DATA:
* start *

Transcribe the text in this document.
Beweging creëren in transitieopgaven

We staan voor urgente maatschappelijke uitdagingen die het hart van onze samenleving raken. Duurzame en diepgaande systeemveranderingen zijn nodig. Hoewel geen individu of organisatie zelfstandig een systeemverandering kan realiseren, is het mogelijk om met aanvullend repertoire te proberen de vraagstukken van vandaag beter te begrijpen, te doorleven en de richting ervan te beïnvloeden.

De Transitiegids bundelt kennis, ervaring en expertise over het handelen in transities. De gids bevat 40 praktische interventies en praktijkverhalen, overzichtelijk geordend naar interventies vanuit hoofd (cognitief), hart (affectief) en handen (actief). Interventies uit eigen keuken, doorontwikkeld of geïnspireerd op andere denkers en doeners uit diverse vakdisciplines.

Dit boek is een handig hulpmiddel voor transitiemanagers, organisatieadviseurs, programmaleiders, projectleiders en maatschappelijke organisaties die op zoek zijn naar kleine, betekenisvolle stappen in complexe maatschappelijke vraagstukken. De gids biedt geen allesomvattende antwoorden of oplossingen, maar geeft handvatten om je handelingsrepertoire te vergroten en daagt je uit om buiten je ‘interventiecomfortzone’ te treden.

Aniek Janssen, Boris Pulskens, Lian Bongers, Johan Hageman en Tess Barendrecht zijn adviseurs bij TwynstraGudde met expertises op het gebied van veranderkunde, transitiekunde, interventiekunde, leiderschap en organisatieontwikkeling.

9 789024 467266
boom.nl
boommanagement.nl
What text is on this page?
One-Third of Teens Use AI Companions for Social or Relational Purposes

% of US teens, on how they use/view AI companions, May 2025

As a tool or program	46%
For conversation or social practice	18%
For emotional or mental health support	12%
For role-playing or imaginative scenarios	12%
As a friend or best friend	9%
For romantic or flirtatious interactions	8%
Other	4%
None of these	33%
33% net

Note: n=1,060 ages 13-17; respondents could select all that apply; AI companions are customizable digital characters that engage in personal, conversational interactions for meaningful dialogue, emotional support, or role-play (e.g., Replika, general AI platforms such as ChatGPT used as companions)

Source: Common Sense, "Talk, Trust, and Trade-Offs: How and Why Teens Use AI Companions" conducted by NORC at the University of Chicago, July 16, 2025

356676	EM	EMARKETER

* end *

THE EXERCISE: Restate every record exactly, leaving nothing out.

SOLVED PROBLEM:
Transcribe the text in this document.
Beweging creëren in transitieopgaven

We staan voor urgente maatschappelijke uitdagingen die het hart van onze samenleving raken. Duurzame en diepgaande systeemveranderingen zijn nodig. Hoewel geen individu of organisatie zelfstandig een systeemverandering kan realiseren, is het mogelijk om met aanvullend repertoire te proberen de vraagstukken van vandaag beter te begrijpen, te doorleven en de richting ervan te beïnvloeden.

De Transitiegids bundelt kennis, ervaring en expertise over het handelen in transities. De gids bevat 40 praktische interventies en praktijkverhalen, overzichtelijk geordend naar interventies vanuit hoofd (cognitief), hart (affectief) en handen (actief). Interventies uit eigen keuken, doorontwikkeld of geïnspireerd op andere denkers en doeners uit diverse vakdisciplines.

Dit boek is een handig hulpmiddel voor transitiemanagers, organisatieadviseurs, programmaleiders, projectleiders en maatschappelijke organisaties die op zoek zijn naar kleine, betekenisvolle stappen in complexe maatschappelijke vraagstukken. De gids biedt geen allesomvattende antwoorden of oplossingen, maar geeft handvatten om je handelingsrepertoire te vergroten en daagt je uit om buiten je ‘interventiecomfortzone’ te treden.

Aniek Janssen, Boris Pulskens, Lian Bongers, Johan Hageman en Tess Barendrecht zijn adviseurs bij TwynstraGudde met expertises op het gebied van veranderkunde, transitiekunde, interventiekunde, leiderschap en organisatieontwikkeling.

9 789024 467266
boom.nl
boommanagement.nl
What text is on this page?
One-Third of Teens Use AI Companions for Social or Relational Purposes

% of US teens, on how they use/view AI companions, May 2025

As a tool or program	46%
For conversation or social practice	18%
For emotional or mental health support	12%
For role-playing or imaginative scenarios	12%
As a friend or best friend	9%
For romantic or flirtatious interactions	8%
Other	4%
None of these	33%
33% net

Note: n=1,060 ages 13-17; respondents could select all that apply; AI companions are customizable digital characters that engage in personal, conversational interactions for meaningful dialogue, emotional support, or role-play (e.g., Replika, general AI platforms such as ChatGPT used as companions)

Source: Common Sense, "Talk, Trust, and Trade-Offs: How and Why Teens Use AI Companions" conducted by NORC at the University of Chicago, July 16, 2025

356676	EM	EMARKETER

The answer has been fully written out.